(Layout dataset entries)
----
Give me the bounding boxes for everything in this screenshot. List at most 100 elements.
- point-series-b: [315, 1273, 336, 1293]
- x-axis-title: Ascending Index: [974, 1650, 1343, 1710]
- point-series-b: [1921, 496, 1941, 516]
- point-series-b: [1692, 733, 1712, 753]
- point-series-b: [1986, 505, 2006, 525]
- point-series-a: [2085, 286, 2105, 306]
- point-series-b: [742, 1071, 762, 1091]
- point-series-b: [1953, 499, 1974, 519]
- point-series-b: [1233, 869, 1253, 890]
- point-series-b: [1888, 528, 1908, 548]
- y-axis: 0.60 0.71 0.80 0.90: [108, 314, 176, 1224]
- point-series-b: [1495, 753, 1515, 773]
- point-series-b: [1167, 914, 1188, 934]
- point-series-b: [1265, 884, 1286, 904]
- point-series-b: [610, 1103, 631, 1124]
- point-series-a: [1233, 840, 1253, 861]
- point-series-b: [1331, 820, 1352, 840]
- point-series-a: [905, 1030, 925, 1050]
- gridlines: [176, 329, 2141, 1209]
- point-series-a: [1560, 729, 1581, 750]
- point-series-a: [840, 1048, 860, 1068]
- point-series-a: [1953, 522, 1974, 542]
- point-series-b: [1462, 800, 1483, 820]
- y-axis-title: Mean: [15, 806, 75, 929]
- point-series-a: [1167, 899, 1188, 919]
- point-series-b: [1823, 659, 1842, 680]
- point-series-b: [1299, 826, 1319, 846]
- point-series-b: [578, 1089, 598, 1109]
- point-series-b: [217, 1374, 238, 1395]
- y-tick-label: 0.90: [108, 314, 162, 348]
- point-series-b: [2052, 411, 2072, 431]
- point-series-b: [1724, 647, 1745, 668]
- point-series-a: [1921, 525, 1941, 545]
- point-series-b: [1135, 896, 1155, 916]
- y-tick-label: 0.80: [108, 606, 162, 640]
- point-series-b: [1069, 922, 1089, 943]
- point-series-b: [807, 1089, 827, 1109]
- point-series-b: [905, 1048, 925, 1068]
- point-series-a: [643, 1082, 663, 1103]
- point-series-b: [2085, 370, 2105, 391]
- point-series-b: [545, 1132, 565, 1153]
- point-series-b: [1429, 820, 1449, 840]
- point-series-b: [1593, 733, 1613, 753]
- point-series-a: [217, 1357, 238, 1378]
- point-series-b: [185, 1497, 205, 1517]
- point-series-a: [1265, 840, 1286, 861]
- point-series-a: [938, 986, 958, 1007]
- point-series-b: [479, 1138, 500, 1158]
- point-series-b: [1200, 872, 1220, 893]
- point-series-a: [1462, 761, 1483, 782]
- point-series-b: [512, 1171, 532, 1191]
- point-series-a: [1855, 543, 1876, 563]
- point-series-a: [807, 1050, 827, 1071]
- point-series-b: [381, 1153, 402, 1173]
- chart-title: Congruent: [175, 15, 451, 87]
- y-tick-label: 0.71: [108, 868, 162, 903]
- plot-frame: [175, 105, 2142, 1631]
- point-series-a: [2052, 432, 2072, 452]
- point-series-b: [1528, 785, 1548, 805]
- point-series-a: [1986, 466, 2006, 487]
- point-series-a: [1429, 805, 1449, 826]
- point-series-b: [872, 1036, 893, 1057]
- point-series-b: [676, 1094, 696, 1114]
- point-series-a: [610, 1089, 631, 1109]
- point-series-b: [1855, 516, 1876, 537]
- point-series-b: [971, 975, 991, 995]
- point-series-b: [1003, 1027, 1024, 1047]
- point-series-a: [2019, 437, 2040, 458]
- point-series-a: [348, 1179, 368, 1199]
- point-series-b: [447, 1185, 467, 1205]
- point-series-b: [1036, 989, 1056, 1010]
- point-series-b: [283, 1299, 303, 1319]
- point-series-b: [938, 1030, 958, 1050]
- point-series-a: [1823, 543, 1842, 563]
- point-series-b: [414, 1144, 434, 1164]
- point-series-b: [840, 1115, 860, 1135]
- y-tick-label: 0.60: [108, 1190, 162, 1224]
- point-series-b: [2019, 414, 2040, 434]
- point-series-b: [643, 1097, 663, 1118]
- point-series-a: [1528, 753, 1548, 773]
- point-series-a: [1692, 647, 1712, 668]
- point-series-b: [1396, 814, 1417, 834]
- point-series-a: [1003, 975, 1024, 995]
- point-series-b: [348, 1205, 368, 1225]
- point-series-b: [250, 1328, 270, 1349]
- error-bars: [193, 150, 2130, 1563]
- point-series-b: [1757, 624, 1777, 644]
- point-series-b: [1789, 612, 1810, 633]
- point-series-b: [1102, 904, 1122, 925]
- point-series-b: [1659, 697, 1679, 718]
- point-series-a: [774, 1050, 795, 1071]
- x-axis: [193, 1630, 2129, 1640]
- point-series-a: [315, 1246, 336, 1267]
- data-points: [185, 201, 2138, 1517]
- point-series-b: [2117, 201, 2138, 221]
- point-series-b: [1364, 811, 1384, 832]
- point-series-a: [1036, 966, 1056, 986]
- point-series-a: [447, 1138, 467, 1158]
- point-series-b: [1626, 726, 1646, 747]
----
Your instructions
Output each line from the beginning of the entries up to and including the line with "- point-series-b: [1429, 820, 1449, 840]", copied word for word.

Answer below
Give me the bounding boxes for everything in this screenshot. List at most 100 elements.
- point-series-b: [315, 1273, 336, 1293]
- x-axis-title: Ascending Index: [974, 1650, 1343, 1710]
- point-series-b: [1921, 496, 1941, 516]
- point-series-b: [1692, 733, 1712, 753]
- point-series-b: [1986, 505, 2006, 525]
- point-series-a: [2085, 286, 2105, 306]
- point-series-b: [742, 1071, 762, 1091]
- point-series-b: [1953, 499, 1974, 519]
- point-series-b: [1233, 869, 1253, 890]
- point-series-b: [1888, 528, 1908, 548]
- y-axis: 0.60 0.71 0.80 0.90: [108, 314, 176, 1224]
- point-series-b: [1495, 753, 1515, 773]
- point-series-b: [1167, 914, 1188, 934]
- point-series-b: [1265, 884, 1286, 904]
- point-series-b: [610, 1103, 631, 1124]
- point-series-a: [1233, 840, 1253, 861]
- point-series-b: [1331, 820, 1352, 840]
- point-series-a: [905, 1030, 925, 1050]
- gridlines: [176, 329, 2141, 1209]
- point-series-a: [1560, 729, 1581, 750]
- point-series-a: [840, 1048, 860, 1068]
- point-series-a: [1953, 522, 1974, 542]
- point-series-b: [1462, 800, 1483, 820]
- y-axis-title: Mean: [15, 806, 75, 929]
- point-series-a: [1167, 899, 1188, 919]
- point-series-b: [1823, 659, 1842, 680]
- point-series-b: [1299, 826, 1319, 846]
- point-series-b: [578, 1089, 598, 1109]
- point-series-b: [217, 1374, 238, 1395]
- y-tick-label: 0.90: [108, 314, 162, 348]
- point-series-b: [2052, 411, 2072, 431]
- point-series-b: [1724, 647, 1745, 668]
- point-series-a: [1921, 525, 1941, 545]
- point-series-b: [1135, 896, 1155, 916]
- y-tick-label: 0.80: [108, 606, 162, 640]
- point-series-b: [1069, 922, 1089, 943]
- point-series-b: [807, 1089, 827, 1109]
- point-series-b: [905, 1048, 925, 1068]
- point-series-a: [643, 1082, 663, 1103]
- point-series-b: [2085, 370, 2105, 391]
- point-series-b: [545, 1132, 565, 1153]
- point-series-b: [1429, 820, 1449, 840]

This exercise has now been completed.